TEKS BACAAN.

________

56% orang tinggal di kota. Bagaimana strategi meningkatkan kemampuan fiskal kota. Pertanyaan ini tidak ada satupun capawres yang menjawab konkrit. Mungkin mereka tidak paham apa yang dimaksud fiska berkaitan dangan APBD. Sebenarnya pertanyaan itu sangat menohok terhadap begitu banyak janji lampu aladin yang ditawarkan oleh paslon. Seakan APBN dan APBD kantong Doraemon. Mindset belanja sebagai solusi atas masalah bangsa ini sangat mengemukan. Padahal kalau kemampuan fiskal rendah, semua janji itu semua omong kosong.
Mari kita lihat data dan fakta. Menurut evaluasi BPK (Badan Pemeriksa Keuangan) Indonesia pada tahun 2020, hanya ada 2 persen pemerintah daerah di Indonesia yang masuk dalam kategori mandiri dalam hal kemandirian fiskal. Sedangkan, 443 dari 503 pemda belum dapat disebut mandiri. Artinya tidak tersedia ruang fiskal bagi APBD tanpa ada subsidi dari APBN. Artinya kalau anda punya mimpi mengembangkan kota dengan kemampuan fiskal kosong maka jaji apapun yang berkaitan ekonomi dan sosial juga omong kosong.
Jadi apa jawaban yang konkrit. ?

________

BARIS DATA.
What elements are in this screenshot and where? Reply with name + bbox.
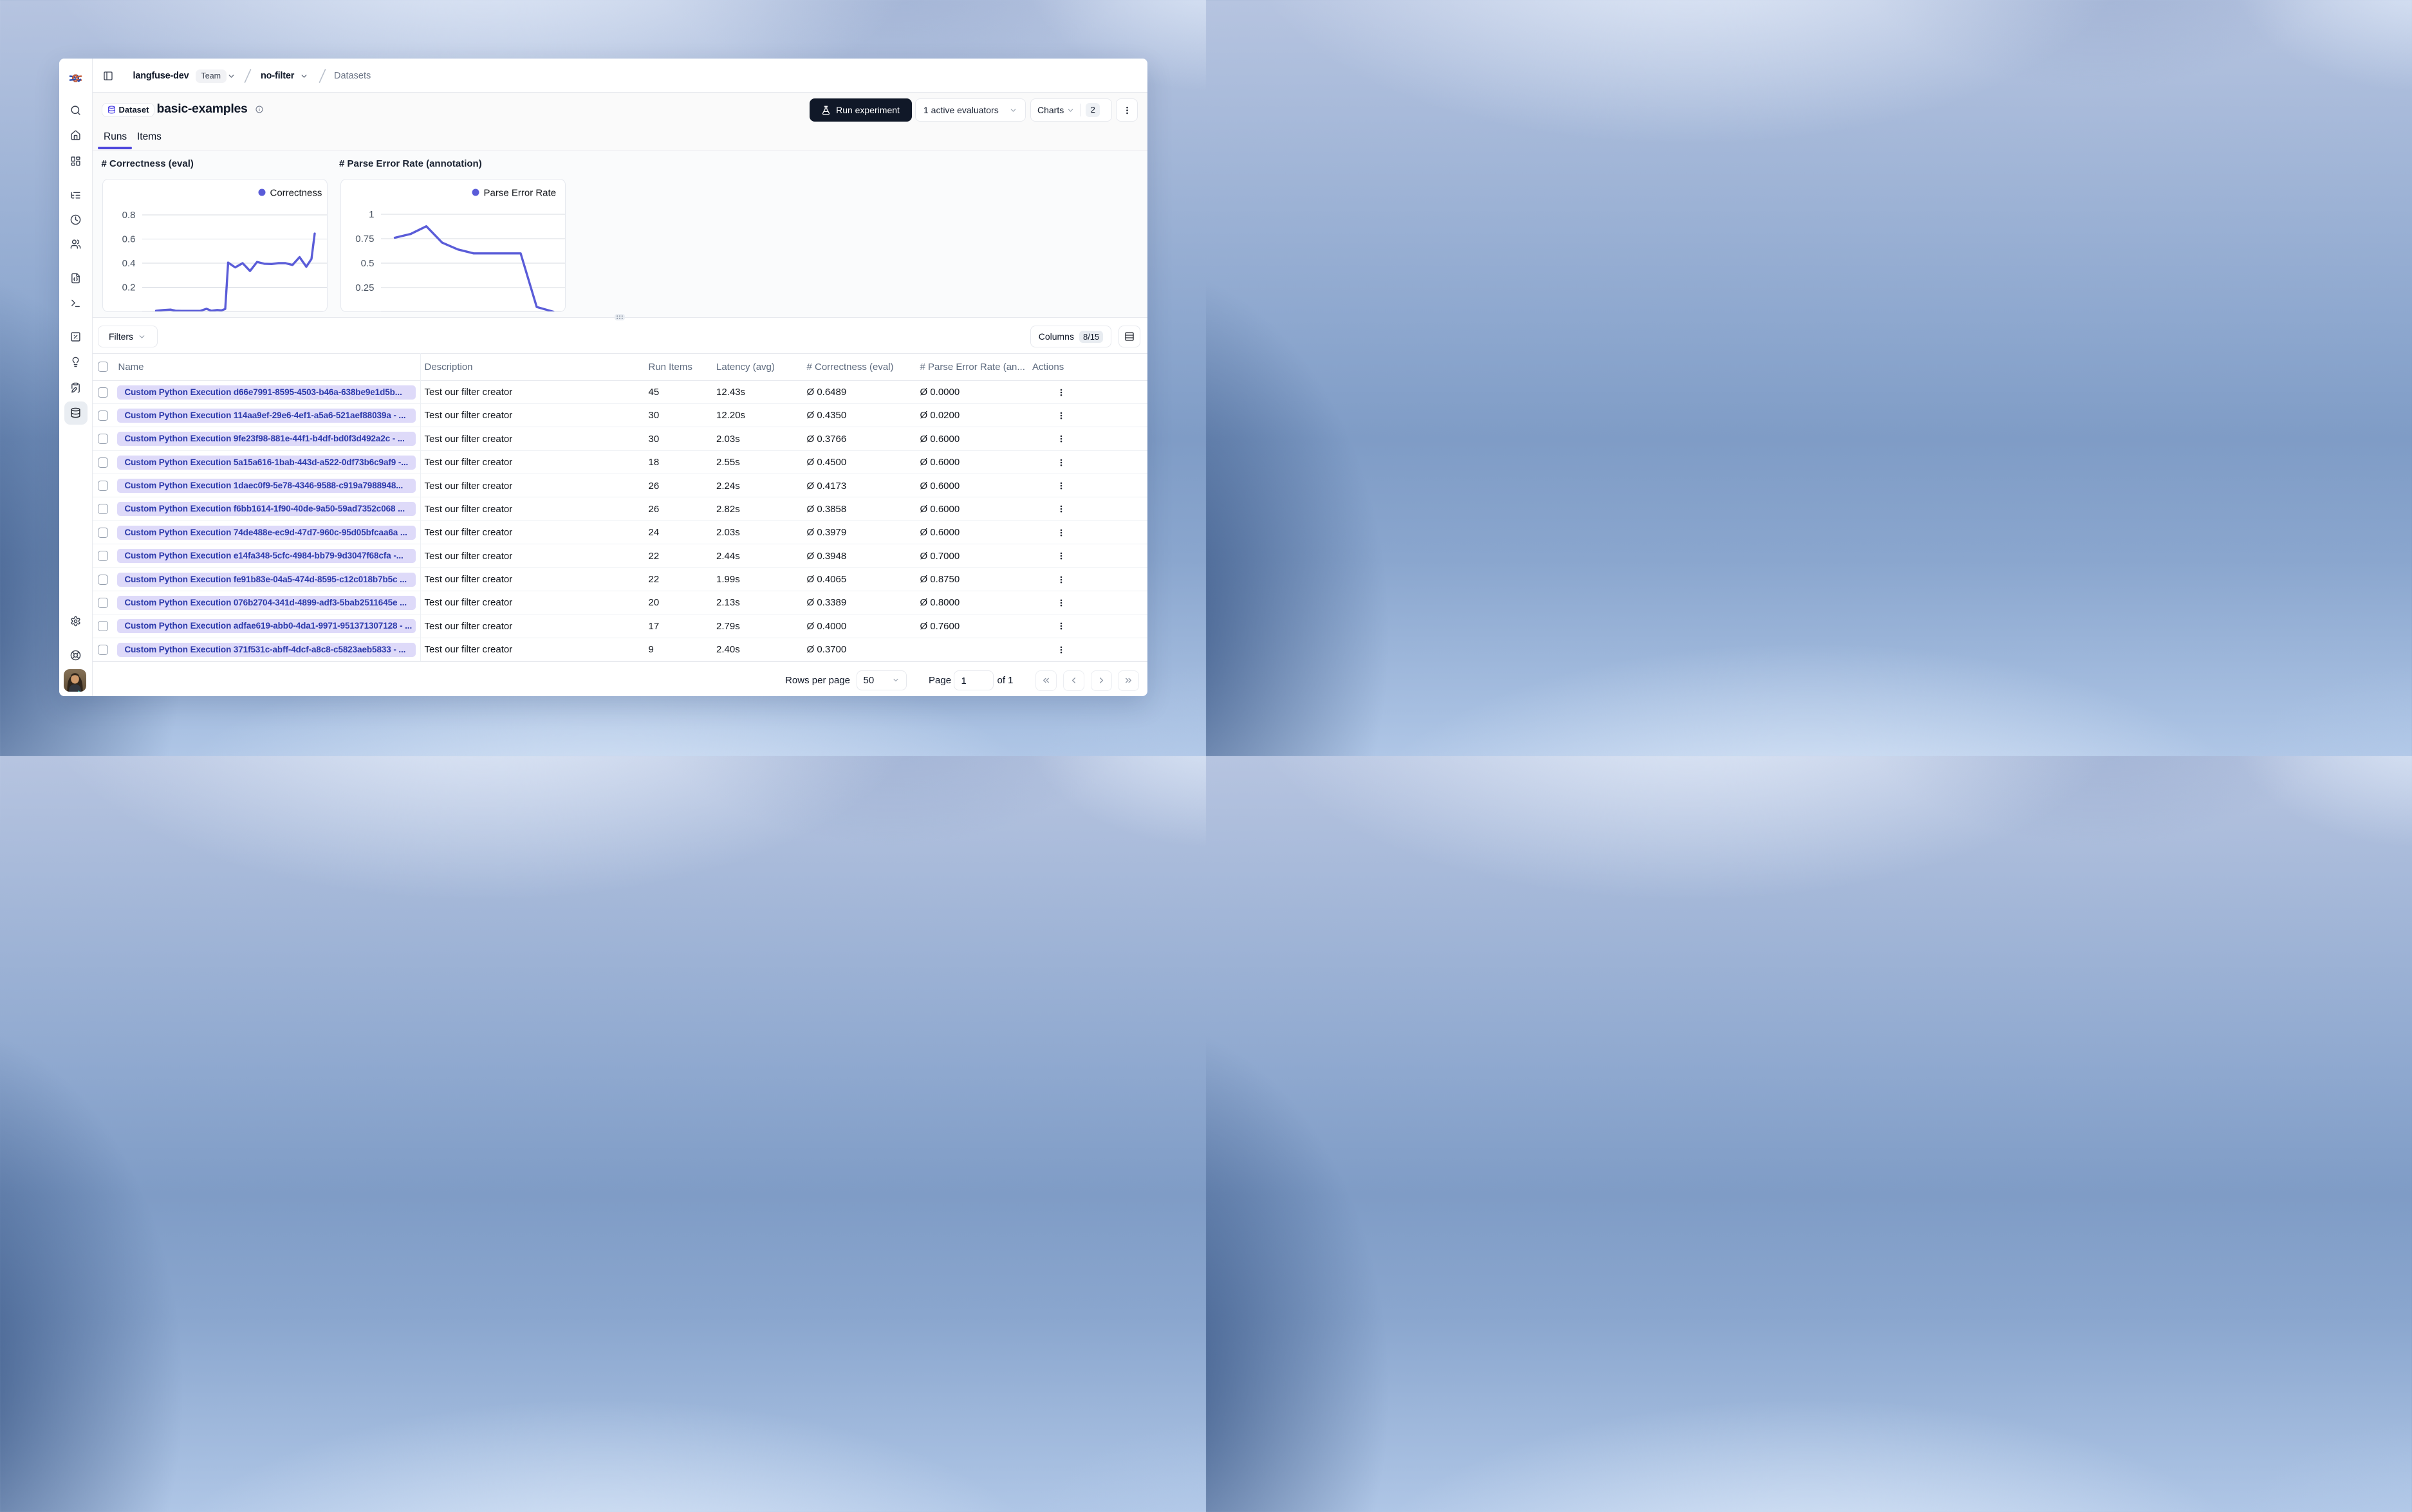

________

KETENTUAN TUGAS.
a - Silakan salin bagian teks bacaan di antara "Mari kita lihat" dan "yang konkrit. ?", termasuk kedua batas itu, tanpa perubahan apa pun.
b - Jawab pertanyaan berikut berdasarkan teks bacaan.
(i) Berapa persen orang yang tinggal di kota?
(ii) Menurut evaluasi BPK tahun 2020, berapa pemda dari 503 pemda yang belum dapat disebut mandiri?
(iii) APBN dan APBD diibaratkan seperti kantong siapa?
Jadikan teks bacaan satu-satunya sumber jawaban.

JAWABAN TIAP TUGAS.
a -
Mari kita lihat data dan fakta. Menurut evaluasi BPK (Badan Pemeriksa Keuangan) Indonesia pada tahun 2020, hanya ada 2 persen pemerintah daerah di Indonesia yang masuk dalam kategori mandiri dalam hal kemandirian fiskal. Sedangkan, 443 dari 503 pemda belum dapat disebut mandiri. Artinya tidak tersedia ruang fiskal bagi APBD tanpa ada subsidi dari APBN. Artinya kalau anda punya mimpi mengembangkan kota dengan kemampuan fiskal kosong maka jaji apapun yang berkaitan ekonomi dan sosial juga omong kosong.
Jadi apa jawaban yang konkrit. ?

b -
(i) 56%
(ii) 443 pemda
(iii) Kantong Doraemon